◆ Exercise requirements
Find the lines in these entries that include the word "trên" and state how many there are, with no other words.
* BEGIN *
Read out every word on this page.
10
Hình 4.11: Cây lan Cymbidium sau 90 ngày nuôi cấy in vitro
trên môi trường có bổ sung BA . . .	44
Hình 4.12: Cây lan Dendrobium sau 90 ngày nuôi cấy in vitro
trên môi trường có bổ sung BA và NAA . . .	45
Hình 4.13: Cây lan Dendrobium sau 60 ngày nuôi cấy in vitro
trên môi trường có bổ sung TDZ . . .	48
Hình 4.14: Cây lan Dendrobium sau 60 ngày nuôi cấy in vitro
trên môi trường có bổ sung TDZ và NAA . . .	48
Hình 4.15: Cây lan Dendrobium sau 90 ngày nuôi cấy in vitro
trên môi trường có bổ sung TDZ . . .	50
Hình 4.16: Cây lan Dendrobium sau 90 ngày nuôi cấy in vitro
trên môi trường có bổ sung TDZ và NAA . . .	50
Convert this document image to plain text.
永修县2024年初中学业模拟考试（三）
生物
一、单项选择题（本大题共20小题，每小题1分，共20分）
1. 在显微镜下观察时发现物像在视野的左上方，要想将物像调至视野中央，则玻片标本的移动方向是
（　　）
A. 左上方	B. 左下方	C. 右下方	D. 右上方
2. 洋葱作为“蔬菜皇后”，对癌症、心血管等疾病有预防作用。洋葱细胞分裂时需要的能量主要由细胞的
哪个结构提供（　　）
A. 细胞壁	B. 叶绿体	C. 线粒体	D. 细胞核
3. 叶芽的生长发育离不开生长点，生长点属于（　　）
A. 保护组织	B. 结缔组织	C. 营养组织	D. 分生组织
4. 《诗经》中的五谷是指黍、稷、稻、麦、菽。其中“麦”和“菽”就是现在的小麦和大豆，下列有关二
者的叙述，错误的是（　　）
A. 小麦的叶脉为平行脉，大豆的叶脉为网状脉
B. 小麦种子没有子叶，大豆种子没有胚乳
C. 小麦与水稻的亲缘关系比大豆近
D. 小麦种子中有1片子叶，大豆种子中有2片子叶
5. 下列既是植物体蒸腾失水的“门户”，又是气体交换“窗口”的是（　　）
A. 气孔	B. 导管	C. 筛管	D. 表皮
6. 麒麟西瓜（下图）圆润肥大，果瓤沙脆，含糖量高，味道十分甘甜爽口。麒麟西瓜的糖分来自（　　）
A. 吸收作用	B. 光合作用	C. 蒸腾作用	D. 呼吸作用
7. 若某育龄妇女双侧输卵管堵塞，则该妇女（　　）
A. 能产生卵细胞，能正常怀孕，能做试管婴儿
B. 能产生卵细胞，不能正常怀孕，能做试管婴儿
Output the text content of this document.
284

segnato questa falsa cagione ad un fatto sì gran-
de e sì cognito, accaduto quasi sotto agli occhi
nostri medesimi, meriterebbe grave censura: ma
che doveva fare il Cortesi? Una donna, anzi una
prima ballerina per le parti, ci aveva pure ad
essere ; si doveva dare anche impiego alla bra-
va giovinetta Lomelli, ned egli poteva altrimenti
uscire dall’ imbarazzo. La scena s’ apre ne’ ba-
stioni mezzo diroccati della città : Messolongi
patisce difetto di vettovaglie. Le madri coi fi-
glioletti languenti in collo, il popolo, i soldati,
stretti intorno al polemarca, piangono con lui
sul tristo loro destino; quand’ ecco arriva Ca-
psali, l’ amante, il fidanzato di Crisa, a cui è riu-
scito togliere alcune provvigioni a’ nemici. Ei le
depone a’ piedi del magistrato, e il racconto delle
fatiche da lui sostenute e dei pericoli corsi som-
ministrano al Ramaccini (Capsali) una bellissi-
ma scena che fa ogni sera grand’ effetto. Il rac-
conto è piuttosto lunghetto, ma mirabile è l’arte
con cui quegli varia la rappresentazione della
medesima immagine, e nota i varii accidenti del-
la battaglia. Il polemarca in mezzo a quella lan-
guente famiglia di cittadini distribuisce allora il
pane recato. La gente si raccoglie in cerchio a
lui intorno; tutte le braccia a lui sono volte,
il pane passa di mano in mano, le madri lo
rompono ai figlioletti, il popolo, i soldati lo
* END *
◆ Solution to this exercise
6